### Task brief:
Reproduce every entry below precisely. Pictures are excluded from the copy.

### Source records:
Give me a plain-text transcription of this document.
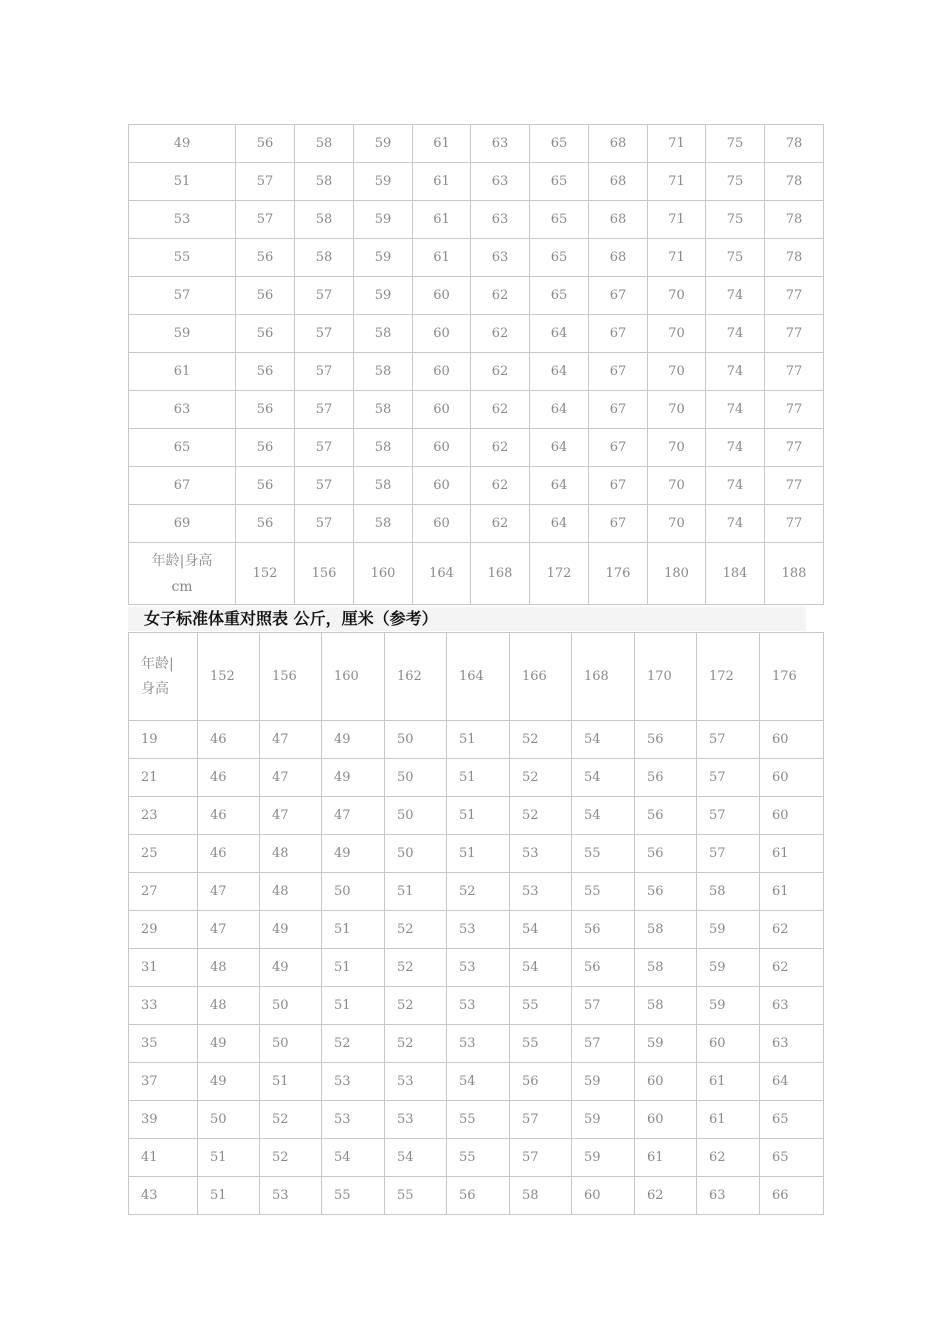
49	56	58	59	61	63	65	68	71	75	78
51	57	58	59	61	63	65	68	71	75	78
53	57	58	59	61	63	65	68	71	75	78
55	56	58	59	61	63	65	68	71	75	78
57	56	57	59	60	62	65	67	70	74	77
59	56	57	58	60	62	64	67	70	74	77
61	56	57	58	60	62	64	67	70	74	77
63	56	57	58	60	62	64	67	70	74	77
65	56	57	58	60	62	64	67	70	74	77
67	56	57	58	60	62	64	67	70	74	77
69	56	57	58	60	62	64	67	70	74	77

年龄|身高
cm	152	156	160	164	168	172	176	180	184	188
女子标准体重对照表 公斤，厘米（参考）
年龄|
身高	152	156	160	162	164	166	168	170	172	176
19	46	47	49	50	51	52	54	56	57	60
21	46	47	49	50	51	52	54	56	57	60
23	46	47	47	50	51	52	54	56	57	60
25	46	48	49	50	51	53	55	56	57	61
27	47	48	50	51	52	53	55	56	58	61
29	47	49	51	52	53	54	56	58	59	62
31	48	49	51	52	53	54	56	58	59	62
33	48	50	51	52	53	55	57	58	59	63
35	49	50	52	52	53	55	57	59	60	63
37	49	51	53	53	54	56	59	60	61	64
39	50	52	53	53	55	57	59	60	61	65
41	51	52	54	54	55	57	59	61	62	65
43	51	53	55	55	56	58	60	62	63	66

### Solution for this problem:
Give me a plain-text transcription of this document.
49	56	58	59	61	63	65	68	71	75	78
51	57	58	59	61	63	65	68	71	75	78
53	57	58	59	61	63	65	68	71	75	78
55	56	58	59	61	63	65	68	71	75	78
57	56	57	59	60	62	65	67	70	74	77
59	56	57	58	60	62	64	67	70	74	77
61	56	57	58	60	62	64	67	70	74	77
63	56	57	58	60	62	64	67	70	74	77
65	56	57	58	60	62	64	67	70	74	77
67	56	57	58	60	62	64	67	70	74	77
69	56	57	58	60	62	64	67	70	74	77

年龄|身高
cm	152	156	160	164	168	172	176	180	184	188
女子标准体重对照表 公斤，厘米（参考）
年龄|
身高	152	156	160	162	164	166	168	170	172	176
19	46	47	49	50	51	52	54	56	57	60
21	46	47	49	50	51	52	54	56	57	60
23	46	47	47	50	51	52	54	56	57	60
25	46	48	49	50	51	53	55	56	57	61
27	47	48	50	51	52	53	55	56	58	61
29	47	49	51	52	53	54	56	58	59	62
31	48	49	51	52	53	54	56	58	59	62
33	48	50	51	52	53	55	57	58	59	63
35	49	50	52	52	53	55	57	59	60	63
37	49	51	53	53	54	56	59	60	61	64
39	50	52	53	53	55	57	59	60	61	65
41	51	52	54	54	55	57	59	61	62	65
43	51	53	55	55	56	58	60	62	63	66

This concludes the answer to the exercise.